▸ **What the task requires**
Set down the whole listing verbatim.

BEGIN Records supplied

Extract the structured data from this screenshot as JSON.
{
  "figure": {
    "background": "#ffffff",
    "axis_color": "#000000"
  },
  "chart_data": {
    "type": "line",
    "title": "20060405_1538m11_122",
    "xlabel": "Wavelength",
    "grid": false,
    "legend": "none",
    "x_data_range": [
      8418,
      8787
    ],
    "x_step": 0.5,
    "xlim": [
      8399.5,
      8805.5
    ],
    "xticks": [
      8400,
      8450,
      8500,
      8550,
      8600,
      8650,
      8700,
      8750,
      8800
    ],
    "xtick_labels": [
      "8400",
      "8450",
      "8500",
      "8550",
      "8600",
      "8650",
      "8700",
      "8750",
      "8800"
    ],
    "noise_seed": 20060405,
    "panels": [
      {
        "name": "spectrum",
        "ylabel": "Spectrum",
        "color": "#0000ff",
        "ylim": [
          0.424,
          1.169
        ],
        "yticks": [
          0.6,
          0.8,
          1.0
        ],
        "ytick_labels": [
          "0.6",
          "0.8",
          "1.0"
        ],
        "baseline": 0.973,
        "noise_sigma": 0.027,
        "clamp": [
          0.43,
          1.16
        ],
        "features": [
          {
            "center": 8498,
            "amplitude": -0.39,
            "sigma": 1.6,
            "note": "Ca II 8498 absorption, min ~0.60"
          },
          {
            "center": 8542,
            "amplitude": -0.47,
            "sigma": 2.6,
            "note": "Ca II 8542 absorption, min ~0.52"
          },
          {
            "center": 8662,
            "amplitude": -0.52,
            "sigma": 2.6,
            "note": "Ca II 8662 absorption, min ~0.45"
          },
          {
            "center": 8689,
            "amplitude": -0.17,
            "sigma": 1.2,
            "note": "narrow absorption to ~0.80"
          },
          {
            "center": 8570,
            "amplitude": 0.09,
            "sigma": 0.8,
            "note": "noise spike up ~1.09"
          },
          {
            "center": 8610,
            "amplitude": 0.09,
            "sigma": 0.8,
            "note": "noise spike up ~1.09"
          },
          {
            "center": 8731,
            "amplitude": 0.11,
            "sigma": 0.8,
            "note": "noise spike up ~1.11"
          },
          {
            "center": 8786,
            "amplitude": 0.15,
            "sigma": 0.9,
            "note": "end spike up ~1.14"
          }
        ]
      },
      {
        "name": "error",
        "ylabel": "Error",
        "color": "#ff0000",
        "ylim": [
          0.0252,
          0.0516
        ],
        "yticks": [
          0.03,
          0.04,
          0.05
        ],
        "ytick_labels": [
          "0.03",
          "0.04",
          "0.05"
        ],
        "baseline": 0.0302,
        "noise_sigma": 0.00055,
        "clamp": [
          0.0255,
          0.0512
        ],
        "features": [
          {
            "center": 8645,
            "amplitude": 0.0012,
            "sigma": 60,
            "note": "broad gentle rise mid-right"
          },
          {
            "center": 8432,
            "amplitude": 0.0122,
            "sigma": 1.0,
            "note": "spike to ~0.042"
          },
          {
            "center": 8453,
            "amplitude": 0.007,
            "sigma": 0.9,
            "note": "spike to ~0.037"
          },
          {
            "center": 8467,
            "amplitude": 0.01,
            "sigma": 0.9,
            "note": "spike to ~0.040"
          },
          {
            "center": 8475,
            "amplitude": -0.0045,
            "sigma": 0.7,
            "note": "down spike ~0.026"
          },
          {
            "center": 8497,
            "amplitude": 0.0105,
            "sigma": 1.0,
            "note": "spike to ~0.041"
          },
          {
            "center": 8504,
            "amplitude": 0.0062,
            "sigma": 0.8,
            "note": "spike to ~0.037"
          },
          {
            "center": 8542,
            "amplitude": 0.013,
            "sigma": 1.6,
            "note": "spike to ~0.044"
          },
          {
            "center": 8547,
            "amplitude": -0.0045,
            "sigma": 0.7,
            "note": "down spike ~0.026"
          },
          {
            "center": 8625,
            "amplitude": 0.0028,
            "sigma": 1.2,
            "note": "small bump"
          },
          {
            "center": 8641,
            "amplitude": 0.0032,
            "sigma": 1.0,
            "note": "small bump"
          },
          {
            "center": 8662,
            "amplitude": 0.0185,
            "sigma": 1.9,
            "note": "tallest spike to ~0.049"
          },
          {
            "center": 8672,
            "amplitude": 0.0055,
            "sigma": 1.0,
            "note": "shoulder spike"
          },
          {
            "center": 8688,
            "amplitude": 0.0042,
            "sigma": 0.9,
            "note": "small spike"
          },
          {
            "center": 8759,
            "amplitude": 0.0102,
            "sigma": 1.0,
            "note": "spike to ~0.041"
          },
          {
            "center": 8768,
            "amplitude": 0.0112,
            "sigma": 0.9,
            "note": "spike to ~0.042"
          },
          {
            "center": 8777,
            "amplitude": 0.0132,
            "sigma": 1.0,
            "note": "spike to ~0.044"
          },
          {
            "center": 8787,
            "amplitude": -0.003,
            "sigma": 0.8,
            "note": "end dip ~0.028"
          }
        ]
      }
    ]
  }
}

END Records supplied

▸ **Response for this exercise**
Extract the structured data from this screenshot as JSON.
{
  "figure": {
    "background": "#ffffff",
    "axis_color": "#000000"
  },
  "chart_data": {
    "type": "line",
    "title": "20060405_1538m11_122",
    "xlabel": "Wavelength",
    "grid": false,
    "legend": "none",
    "x_data_range": [
      8418,
      8787
    ],
    "x_step": 0.5,
    "xlim": [
      8399.5,
      8805.5
    ],
    "xticks": [
      8400,
      8450,
      8500,
      8550,
      8600,
      8650,
      8700,
      8750,
      8800
    ],
    "xtick_labels": [
      "8400",
      "8450",
      "8500",
      "8550",
      "8600",
      "8650",
      "8700",
      "8750",
      "8800"
    ],
    "noise_seed": 20060405,
    "panels": [
      {
        "name": "spectrum",
        "ylabel": "Spectrum",
        "color": "#0000ff",
        "ylim": [
          0.424,
          1.169
        ],
        "yticks": [
          0.6,
          0.8,
          1.0
        ],
        "ytick_labels": [
          "0.6",
          "0.8",
          "1.0"
        ],
        "baseline": 0.973,
        "noise_sigma": 0.027,
        "clamp": [
          0.43,
          1.16
        ],
        "features": [
          {
            "center": 8498,
            "amplitude": -0.39,
            "sigma": 1.6,
            "note": "Ca II 8498 absorption, min ~0.60"
          },
          {
            "center": 8542,
            "amplitude": -0.47,
            "sigma": 2.6,
            "note": "Ca II 8542 absorption, min ~0.52"
          },
          {
            "center": 8662,
            "amplitude": -0.52,
            "sigma": 2.6,
            "note": "Ca II 8662 absorption, min ~0.45"
          },
          {
            "center": 8689,
            "amplitude": -0.17,
            "sigma": 1.2,
            "note": "narrow absorption to ~0.80"
          },
          {
            "center": 8570,
            "amplitude": 0.09,
            "sigma": 0.8,
            "note": "noise spike up ~1.09"
          },
          {
            "center": 8610,
            "amplitude": 0.09,
            "sigma": 0.8,
            "note": "noise spike up ~1.09"
          },
          {
            "center": 8731,
            "amplitude": 0.11,
            "sigma": 0.8,
            "note": "noise spike up ~1.11"
          },
          {
            "center": 8786,
            "amplitude": 0.15,
            "sigma": 0.9,
            "note": "end spike up ~1.14"
          }
        ]
      },
      {
        "name": "error",
        "ylabel": "Error",
        "color": "#ff0000",
        "ylim": [
          0.0252,
          0.0516
        ],
        "yticks": [
          0.03,
          0.04,
          0.05
        ],
        "ytick_labels": [
          "0.03",
          "0.04",
          "0.05"
        ],
        "baseline": 0.0302,
        "noise_sigma": 0.00055,
        "clamp": [
          0.0255,
          0.0512
        ],
        "features": [
          {
            "center": 8645,
            "amplitude": 0.0012,
            "sigma": 60,
            "note": "broad gentle rise mid-right"
          },
          {
            "center": 8432,
            "amplitude": 0.0122,
            "sigma": 1.0,
            "note": "spike to ~0.042"
          },
          {
            "center": 8453,
            "amplitude": 0.007,
            "sigma": 0.9,
            "note": "spike to ~0.037"
          },
          {
            "center": 8467,
            "amplitude": 0.01,
            "sigma": 0.9,
            "note": "spike to ~0.040"
          },
          {
            "center": 8475,
            "amplitude": -0.0045,
            "sigma": 0.7,
            "note": "down spike ~0.026"
          },
          {
            "center": 8497,
            "amplitude": 0.0105,
            "sigma": 1.0,
            "note": "spike to ~0.041"
          },
          {
            "center": 8504,
            "amplitude": 0.0062,
            "sigma": 0.8,
            "note": "spike to ~0.037"
          },
          {
            "center": 8542,
            "amplitude": 0.013,
            "sigma": 1.6,
            "note": "spike to ~0.044"
          },
          {
            "center": 8547,
            "amplitude": -0.0045,
            "sigma": 0.7,
            "note": "down spike ~0.026"
          },
          {
            "center": 8625,
            "amplitude": 0.0028,
            "sigma": 1.2,
            "note": "small bump"
          },
          {
            "center": 8641,
            "amplitude": 0.0032,
            "sigma": 1.0,
            "note": "small bump"
          },
          {
            "center": 8662,
            "amplitude": 0.0185,
            "sigma": 1.9,
            "note": "tallest spike to ~0.049"
          },
          {
            "center": 8672,
            "amplitude": 0.0055,
            "sigma": 1.0,
            "note": "shoulder spike"
          },
          {
            "center": 8688,
            "amplitude": 0.0042,
            "sigma": 0.9,
            "note": "small spike"
          },
          {
            "center": 8759,
            "amplitude": 0.0102,
            "sigma": 1.0,
            "note": "spike to ~0.041"
          },
          {
            "center": 8768,
            "amplitude": 0.0112,
            "sigma": 0.9,
            "note": "spike to ~0.042"
          },
          {
            "center": 8777,
            "amplitude": 0.0132,
            "sigma": 1.0,
            "note": "spike to ~0.044"
          },
          {
            "center": 8787,
            "amplitude": -0.003,
            "sigma": 0.8,
            "note": "end dip ~0.028"
          }
        ]
      }
    ]
  }
}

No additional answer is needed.